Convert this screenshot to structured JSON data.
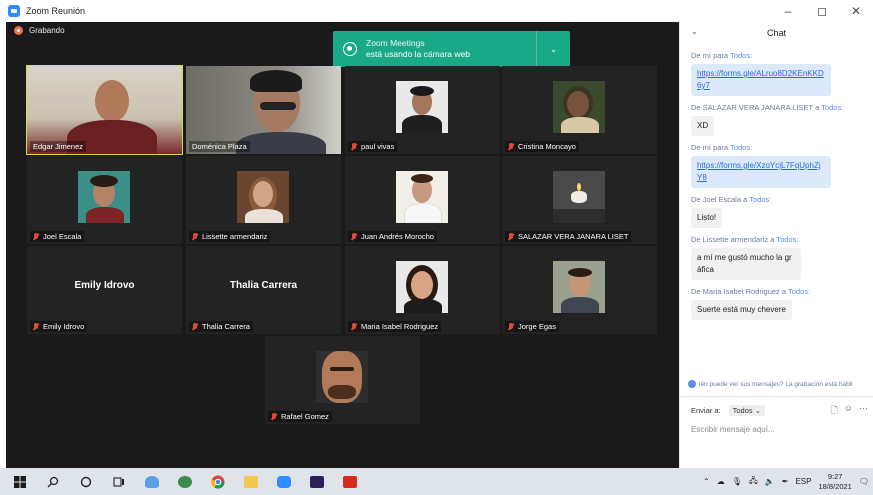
{
  "window": {
    "title": "Zoom Reunión",
    "controls": [
      "–",
      "◻",
      "✕"
    ]
  },
  "meeting": {
    "recording_label": "Grabando",
    "notification": {
      "line1": "Zoom Meetings",
      "line2": "está usando la cámara web",
      "chevron": "⌄"
    },
    "participants": [
      {
        "name": "Edgar Jimenez",
        "muted": false,
        "video": true,
        "active": true
      },
      {
        "name": "Doménica Plaza",
        "muted": false,
        "video": true
      },
      {
        "name": "paul vivas",
        "muted": true,
        "video": true
      },
      {
        "name": "Cristina Moncayo",
        "muted": true,
        "video": true
      },
      {
        "name": "Joel Escala",
        "muted": true,
        "video": true
      },
      {
        "name": "Lissette armendariz",
        "muted": true,
        "video": true
      },
      {
        "name": "Juan Andrés Morocho",
        "muted": true,
        "video": true
      },
      {
        "name": "SALAZAR VERA JANARA LISET",
        "muted": true,
        "video": true
      },
      {
        "name": "Emily Idrovo",
        "muted": true,
        "video": false
      },
      {
        "name": "Thalia Carrera",
        "muted": true,
        "video": false
      },
      {
        "name": "Maria Isabel Rodriguez",
        "muted": true,
        "video": true
      },
      {
        "name": "Jorge Egas",
        "muted": true,
        "video": true
      },
      {
        "name": "Rafael Gomez",
        "muted": true,
        "video": true
      }
    ]
  },
  "chat": {
    "title": "Chat",
    "collapse_icon": "⌄",
    "messages": [
      {
        "from_prefix": "De mí para",
        "from_to": "Todos:",
        "text": "https://forms.gle/ALruo8D2KEnKKD6y7",
        "type": "link"
      },
      {
        "from_prefix": "De SALAZAR VERA JANARA LISET a",
        "from_to": "Todos:",
        "text": "XD",
        "type": "grey"
      },
      {
        "from_prefix": "De mí para",
        "from_to": "Todos:",
        "text": "https://forms.gle/XzoYcjL7FqUphZjY8",
        "type": "link"
      },
      {
        "from_prefix": "De Joel Escala a",
        "from_to": "Todos:",
        "text": "Listo!",
        "type": "grey"
      },
      {
        "from_prefix": "De Lissette armendariz a",
        "from_to": "Todos:",
        "text": "a mí me gustó mucho la gráfica",
        "type": "grey"
      },
      {
        "from_prefix": "De Maria Isabel Rodriguez a",
        "from_to": "Todos:",
        "text": "Suerte está muy chevere",
        "type": "grey"
      }
    ],
    "notice": "ién puede ver sus mensajes? La grabación está habil",
    "send_to_label": "Enviar a:",
    "send_to_value": "Todos ⌄",
    "input_placeholder": "Escribir mensaje aquí...",
    "tools": [
      "🗋",
      "☺",
      "···"
    ]
  },
  "taskbar": {
    "tray_chevron": "⌃",
    "language": "ESP",
    "time": "9:27",
    "date": "18/8/2021"
  }
}
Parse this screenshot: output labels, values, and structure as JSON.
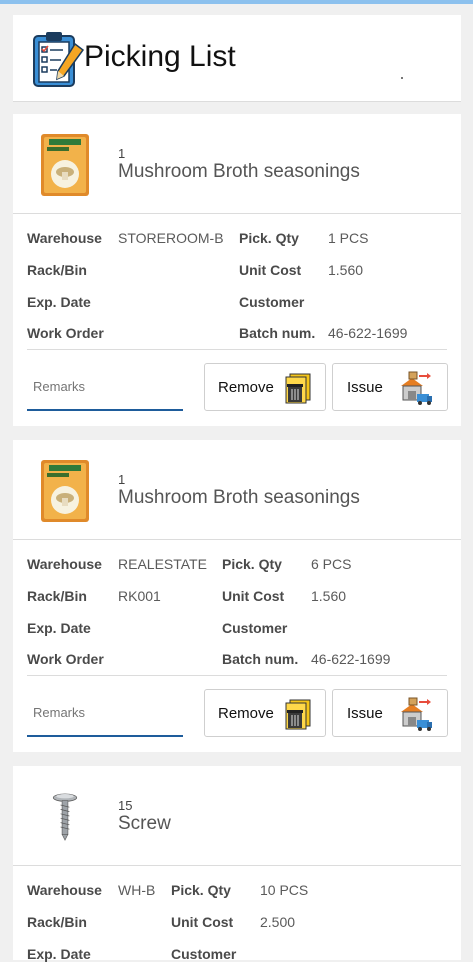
{
  "header": {
    "title": "Picking List",
    "logo_icon": "clipboard-checklist-icon"
  },
  "labels": {
    "warehouse": "Warehouse",
    "rack_bin": "Rack/Bin",
    "exp_date": "Exp. Date",
    "work_order": "Work Order",
    "pick_qty": "Pick. Qty",
    "unit_cost": "Unit Cost",
    "customer": "Customer",
    "batch_num": "Batch num.",
    "remarks_placeholder": "Remarks",
    "remove": "Remove",
    "issue": "Issue"
  },
  "items": [
    {
      "qty": "1",
      "name": "Mushroom Broth seasonings",
      "warehouse": "STOREROOM-B",
      "rack_bin": "",
      "exp_date": "",
      "work_order": "",
      "pick_qty": "1 PCS",
      "unit_cost": "1.560",
      "customer": "",
      "batch_num": "46-622-1699",
      "image": "seasoning-pack"
    },
    {
      "qty": "1",
      "name": "Mushroom Broth seasonings",
      "warehouse": "REALESTATE",
      "rack_bin": "RK001",
      "exp_date": "",
      "work_order": "",
      "pick_qty": "6 PCS",
      "unit_cost": "1.560",
      "customer": "",
      "batch_num": "46-622-1699",
      "image": "seasoning-pack"
    },
    {
      "qty": "15",
      "name": "Screw",
      "warehouse": "WH-B",
      "rack_bin": "",
      "exp_date": "",
      "pick_qty": "10 PCS",
      "unit_cost": "2.500",
      "customer": "",
      "image": "screw"
    }
  ]
}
━━━
Repeat the material above word for word and skip every image in it.

**CORRECT RESPONSE**
Convert this screenshot to structured JSON data.
{
  "window": {
    "title": "Zoom Reunión",
    "controls": [
      "–",
      "◻",
      "✕"
    ]
  },
  "meeting": {
    "recording_label": "Grabando",
    "notification": {
      "line1": "Zoom Meetings",
      "line2": "está usando la cámara web",
      "chevron": "⌄"
    },
    "participants": [
      {
        "name": "Edgar Jimenez",
        "muted": false,
        "video": true,
        "active": true
      },
      {
        "name": "Doménica Plaza",
        "muted": false,
        "video": true
      },
      {
        "name": "paul vivas",
        "muted": true,
        "video": true
      },
      {
        "name": "Cristina Moncayo",
        "muted": true,
        "video": true
      },
      {
        "name": "Joel Escala",
        "muted": true,
        "video": true
      },
      {
        "name": "Lissette armendariz",
        "muted": true,
        "video": true
      },
      {
        "name": "Juan Andrés Morocho",
        "muted": true,
        "video": true
      },
      {
        "name": "SALAZAR VERA JANARA LISET",
        "muted": true,
        "video": true
      },
      {
        "name": "Emily Idrovo",
        "muted": true,
        "video": false
      },
      {
        "name": "Thalia Carrera",
        "muted": true,
        "video": false
      },
      {
        "name": "Maria Isabel Rodriguez",
        "muted": true,
        "video": true
      },
      {
        "name": "Jorge Egas",
        "muted": true,
        "video": true
      },
      {
        "name": "Rafael Gomez",
        "muted": true,
        "video": true
      }
    ]
  },
  "chat": {
    "title": "Chat",
    "collapse_icon": "⌄",
    "messages": [
      {
        "from_prefix": "De mí para",
        "from_to": "Todos:",
        "text": "https://forms.gle/ALruo8D2KEnKKD6y7",
        "type": "link"
      },
      {
        "from_prefix": "De SALAZAR VERA JANARA LISET a",
        "from_to": "Todos:",
        "text": "XD",
        "type": "grey"
      },
      {
        "from_prefix": "De mí para",
        "from_to": "Todos:",
        "text": "https://forms.gle/XzoYcjL7FqUphZjY8",
        "type": "link"
      },
      {
        "from_prefix": "De Joel Escala a",
        "from_to": "Todos:",
        "text": "Listo!",
        "type": "grey"
      },
      {
        "from_prefix": "De Lissette armendariz a",
        "from_to": "Todos:",
        "text": "a mí me gustó mucho la gráfica",
        "type": "grey"
      },
      {
        "from_prefix": "De Maria Isabel Rodriguez a",
        "from_to": "Todos:",
        "text": "Suerte está muy chevere",
        "type": "grey"
      }
    ],
    "notice": "ién puede ver sus mensajes? La grabación está habil",
    "send_to_label": "Enviar a:",
    "send_to_value": "Todos ⌄",
    "input_placeholder": "Escribir mensaje aquí...",
    "tools": [
      "🗋",
      "☺",
      "···"
    ]
  },
  "taskbar": {
    "tray_chevron": "⌃",
    "language": "ESP",
    "time": "9:27",
    "date": "18/8/2021"
  }
}
Parse this screenshot: output labels, values, and structure as JSON.
{
  "header": {
    "title": "Picking List",
    "logo_icon": "clipboard-checklist-icon"
  },
  "labels": {
    "warehouse": "Warehouse",
    "rack_bin": "Rack/Bin",
    "exp_date": "Exp. Date",
    "work_order": "Work Order",
    "pick_qty": "Pick. Qty",
    "unit_cost": "Unit Cost",
    "customer": "Customer",
    "batch_num": "Batch num.",
    "remarks_placeholder": "Remarks",
    "remove": "Remove",
    "issue": "Issue"
  },
  "items": [
    {
      "qty": "1",
      "name": "Mushroom Broth seasonings",
      "warehouse": "STOREROOM-B",
      "rack_bin": "",
      "exp_date": "",
      "work_order": "",
      "pick_qty": "1 PCS",
      "unit_cost": "1.560",
      "customer": "",
      "batch_num": "46-622-1699",
      "image": "seasoning-pack"
    },
    {
      "qty": "1",
      "name": "Mushroom Broth seasonings",
      "warehouse": "REALESTATE",
      "rack_bin": "RK001",
      "exp_date": "",
      "work_order": "",
      "pick_qty": "6 PCS",
      "unit_cost": "1.560",
      "customer": "",
      "batch_num": "46-622-1699",
      "image": "seasoning-pack"
    },
    {
      "qty": "15",
      "name": "Screw",
      "warehouse": "WH-B",
      "rack_bin": "",
      "exp_date": "",
      "pick_qty": "10 PCS",
      "unit_cost": "2.500",
      "customer": "",
      "image": "screw"
    }
  ]
}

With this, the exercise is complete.